§ DATA PROVIDED:
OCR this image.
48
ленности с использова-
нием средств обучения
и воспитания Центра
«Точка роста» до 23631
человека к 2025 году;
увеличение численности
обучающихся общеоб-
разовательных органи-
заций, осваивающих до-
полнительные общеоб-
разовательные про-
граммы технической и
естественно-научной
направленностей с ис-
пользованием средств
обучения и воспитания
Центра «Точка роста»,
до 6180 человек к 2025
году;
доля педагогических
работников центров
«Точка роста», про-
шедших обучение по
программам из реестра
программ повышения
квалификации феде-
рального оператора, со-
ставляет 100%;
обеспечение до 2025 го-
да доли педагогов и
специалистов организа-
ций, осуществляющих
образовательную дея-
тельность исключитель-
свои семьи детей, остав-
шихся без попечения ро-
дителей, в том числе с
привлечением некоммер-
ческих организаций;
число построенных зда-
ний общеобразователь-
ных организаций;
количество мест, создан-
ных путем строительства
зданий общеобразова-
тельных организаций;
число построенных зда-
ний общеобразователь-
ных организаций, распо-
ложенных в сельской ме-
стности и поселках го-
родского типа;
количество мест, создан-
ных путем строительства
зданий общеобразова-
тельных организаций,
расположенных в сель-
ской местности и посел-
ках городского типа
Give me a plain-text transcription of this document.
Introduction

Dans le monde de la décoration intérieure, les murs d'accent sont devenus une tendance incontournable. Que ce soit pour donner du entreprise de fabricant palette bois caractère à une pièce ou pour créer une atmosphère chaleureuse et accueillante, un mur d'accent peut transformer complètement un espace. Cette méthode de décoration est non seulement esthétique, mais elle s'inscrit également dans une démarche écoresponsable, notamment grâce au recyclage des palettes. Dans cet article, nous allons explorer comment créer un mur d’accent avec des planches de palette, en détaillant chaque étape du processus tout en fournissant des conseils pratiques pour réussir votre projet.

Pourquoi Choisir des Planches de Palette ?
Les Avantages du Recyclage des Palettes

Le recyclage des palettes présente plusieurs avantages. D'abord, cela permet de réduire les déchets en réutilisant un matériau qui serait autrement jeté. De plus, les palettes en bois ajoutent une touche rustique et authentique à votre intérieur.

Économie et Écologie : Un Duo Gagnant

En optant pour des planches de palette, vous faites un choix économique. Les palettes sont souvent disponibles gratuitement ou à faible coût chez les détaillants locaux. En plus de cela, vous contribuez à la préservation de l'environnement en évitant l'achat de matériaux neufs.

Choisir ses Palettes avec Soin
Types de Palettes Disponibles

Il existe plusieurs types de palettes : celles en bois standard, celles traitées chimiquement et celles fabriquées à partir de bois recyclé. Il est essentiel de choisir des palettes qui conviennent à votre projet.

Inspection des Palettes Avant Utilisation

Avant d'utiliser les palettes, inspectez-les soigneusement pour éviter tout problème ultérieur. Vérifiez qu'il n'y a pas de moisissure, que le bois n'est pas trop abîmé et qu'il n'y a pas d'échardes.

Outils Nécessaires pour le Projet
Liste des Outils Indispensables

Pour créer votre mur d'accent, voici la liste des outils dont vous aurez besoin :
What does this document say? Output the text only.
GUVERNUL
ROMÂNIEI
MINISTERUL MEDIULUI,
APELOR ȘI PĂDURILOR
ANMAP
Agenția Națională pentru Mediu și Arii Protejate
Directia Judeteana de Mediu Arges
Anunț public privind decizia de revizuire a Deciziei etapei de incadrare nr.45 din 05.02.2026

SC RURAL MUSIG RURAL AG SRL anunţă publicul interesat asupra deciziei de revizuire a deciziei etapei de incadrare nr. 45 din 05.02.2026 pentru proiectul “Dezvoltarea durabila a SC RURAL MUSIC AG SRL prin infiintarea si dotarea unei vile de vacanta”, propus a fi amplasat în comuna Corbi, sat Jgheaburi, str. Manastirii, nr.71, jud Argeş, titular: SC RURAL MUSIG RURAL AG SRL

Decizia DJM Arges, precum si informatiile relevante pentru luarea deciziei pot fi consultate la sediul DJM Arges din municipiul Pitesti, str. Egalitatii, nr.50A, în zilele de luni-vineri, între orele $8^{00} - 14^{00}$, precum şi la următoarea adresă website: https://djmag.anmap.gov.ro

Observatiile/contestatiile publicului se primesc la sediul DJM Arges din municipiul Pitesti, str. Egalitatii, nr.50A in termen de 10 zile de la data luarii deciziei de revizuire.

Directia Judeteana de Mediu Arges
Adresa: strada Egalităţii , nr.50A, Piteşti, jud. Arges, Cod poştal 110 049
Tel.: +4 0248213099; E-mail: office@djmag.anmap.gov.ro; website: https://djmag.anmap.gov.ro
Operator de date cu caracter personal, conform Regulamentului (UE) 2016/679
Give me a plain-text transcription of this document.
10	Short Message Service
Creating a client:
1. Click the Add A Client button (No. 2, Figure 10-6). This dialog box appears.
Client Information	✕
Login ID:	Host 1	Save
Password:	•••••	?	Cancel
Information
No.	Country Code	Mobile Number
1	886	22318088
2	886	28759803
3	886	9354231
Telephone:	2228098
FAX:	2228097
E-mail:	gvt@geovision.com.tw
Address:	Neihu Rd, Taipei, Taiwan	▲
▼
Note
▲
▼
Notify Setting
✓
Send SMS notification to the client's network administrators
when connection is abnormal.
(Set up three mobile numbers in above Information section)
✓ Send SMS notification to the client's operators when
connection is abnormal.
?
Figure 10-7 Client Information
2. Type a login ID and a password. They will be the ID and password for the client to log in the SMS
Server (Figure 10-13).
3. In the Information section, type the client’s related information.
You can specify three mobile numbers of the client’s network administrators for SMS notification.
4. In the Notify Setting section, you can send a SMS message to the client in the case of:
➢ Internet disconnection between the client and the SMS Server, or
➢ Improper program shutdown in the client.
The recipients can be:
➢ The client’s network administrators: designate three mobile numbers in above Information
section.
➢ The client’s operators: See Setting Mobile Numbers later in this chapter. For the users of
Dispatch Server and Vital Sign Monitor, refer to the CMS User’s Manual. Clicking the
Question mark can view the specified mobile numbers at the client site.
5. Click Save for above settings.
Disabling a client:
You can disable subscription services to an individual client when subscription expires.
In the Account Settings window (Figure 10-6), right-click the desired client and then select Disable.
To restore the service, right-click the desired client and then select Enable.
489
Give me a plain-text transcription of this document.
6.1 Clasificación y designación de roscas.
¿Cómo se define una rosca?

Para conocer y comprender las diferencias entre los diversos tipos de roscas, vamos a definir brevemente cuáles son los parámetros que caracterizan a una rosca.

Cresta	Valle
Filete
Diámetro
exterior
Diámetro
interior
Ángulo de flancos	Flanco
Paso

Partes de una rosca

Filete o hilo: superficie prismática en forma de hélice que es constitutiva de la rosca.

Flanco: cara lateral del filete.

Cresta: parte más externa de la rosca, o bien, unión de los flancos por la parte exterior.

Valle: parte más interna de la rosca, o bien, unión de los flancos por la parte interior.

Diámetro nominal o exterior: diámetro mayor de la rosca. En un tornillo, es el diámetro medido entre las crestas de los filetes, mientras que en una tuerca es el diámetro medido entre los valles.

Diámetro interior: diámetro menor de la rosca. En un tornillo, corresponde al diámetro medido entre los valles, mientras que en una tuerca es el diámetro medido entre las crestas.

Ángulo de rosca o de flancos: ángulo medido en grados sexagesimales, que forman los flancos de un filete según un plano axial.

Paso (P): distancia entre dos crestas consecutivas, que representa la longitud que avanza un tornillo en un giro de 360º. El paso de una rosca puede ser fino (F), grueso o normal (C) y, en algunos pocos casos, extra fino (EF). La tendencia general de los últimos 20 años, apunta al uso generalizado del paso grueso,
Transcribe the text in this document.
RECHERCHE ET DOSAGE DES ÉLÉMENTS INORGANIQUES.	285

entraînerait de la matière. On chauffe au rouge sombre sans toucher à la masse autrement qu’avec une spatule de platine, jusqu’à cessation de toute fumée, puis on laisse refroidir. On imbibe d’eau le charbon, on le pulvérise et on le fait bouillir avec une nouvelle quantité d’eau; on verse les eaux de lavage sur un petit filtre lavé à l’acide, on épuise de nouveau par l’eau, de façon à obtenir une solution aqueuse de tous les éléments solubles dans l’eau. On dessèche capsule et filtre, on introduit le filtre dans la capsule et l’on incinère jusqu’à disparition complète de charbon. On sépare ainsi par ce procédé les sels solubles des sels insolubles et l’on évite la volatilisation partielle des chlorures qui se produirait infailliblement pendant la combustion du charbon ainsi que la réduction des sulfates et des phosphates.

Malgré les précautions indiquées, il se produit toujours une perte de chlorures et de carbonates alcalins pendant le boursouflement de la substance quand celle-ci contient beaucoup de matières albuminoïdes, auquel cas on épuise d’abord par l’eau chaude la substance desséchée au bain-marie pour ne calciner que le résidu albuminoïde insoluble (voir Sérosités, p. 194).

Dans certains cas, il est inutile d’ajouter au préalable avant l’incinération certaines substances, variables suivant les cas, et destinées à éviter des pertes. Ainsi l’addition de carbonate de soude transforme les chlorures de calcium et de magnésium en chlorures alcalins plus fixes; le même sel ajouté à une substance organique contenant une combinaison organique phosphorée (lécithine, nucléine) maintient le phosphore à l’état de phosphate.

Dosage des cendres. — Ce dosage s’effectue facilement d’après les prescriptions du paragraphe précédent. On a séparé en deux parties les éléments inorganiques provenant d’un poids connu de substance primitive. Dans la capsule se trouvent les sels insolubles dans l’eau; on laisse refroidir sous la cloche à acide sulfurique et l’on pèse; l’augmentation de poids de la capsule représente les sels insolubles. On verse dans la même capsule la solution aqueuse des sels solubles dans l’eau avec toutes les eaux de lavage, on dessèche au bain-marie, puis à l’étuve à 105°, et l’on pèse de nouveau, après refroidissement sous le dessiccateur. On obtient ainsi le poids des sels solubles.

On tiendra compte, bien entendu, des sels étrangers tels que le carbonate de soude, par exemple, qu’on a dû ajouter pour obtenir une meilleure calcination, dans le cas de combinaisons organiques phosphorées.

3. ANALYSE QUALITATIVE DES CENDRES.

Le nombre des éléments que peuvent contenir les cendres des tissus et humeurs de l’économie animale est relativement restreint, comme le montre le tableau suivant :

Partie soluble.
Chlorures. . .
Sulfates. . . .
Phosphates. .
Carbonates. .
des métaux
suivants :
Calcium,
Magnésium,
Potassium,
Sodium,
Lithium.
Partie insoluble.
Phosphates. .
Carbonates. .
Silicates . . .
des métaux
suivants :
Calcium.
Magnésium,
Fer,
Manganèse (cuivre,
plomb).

§ REQUIRED TASK: Search the entries for the string "refroidir" and collect each line that has it.

§ EXERCISE SOLUTION:
entraînerait de la matière. On chauffe au rouge sombre sans toucher à la masse autrement qu’avec une spatule de platine, jusqu’à cessation de toute fumée, puis on laisse refroidir. On imbibe d’eau le charbon, on le pulvérise et on le fait bouillir avec une nouvelle quantité d’eau; on verse les eaux de lavage sur un petit filtre lavé à l’acide, on épuise de nouveau par l’eau, de façon à obtenir une solution aqueuse de tous les éléments solubles dans l’eau. On dessèche capsule et filtre, on introduit le filtre dans la capsule et l’on incinère jusqu’à disparition complète de charbon. On sépare ainsi par ce procédé les sels solubles des sels insolubles et l’on évite la volatilisation partielle des chlorures qui se produirait infailliblement pendant la combustion du charbon ainsi que la réduction des sulfates et des phosphates.
Dosage des cendres. — Ce dosage s’effectue facilement d’après les prescriptions du paragraphe précédent. On a séparé en deux parties les éléments inorganiques provenant d’un poids connu de substance primitive. Dans la capsule se trouvent les sels insolubles dans l’eau; on laisse refroidir sous la cloche à acide sulfurique et l’on pèse; l’augmentation de poids de la capsule représente les sels insolubles. On verse dans la même capsule la solution aqueuse des sels solubles dans l’eau avec toutes les eaux de lavage, on dessèche au bain-marie, puis à l’étuve à 105°, et l’on pèse de nouveau, après refroidissement sous le dessiccateur. On obtient ainsi le poids des sels solubles.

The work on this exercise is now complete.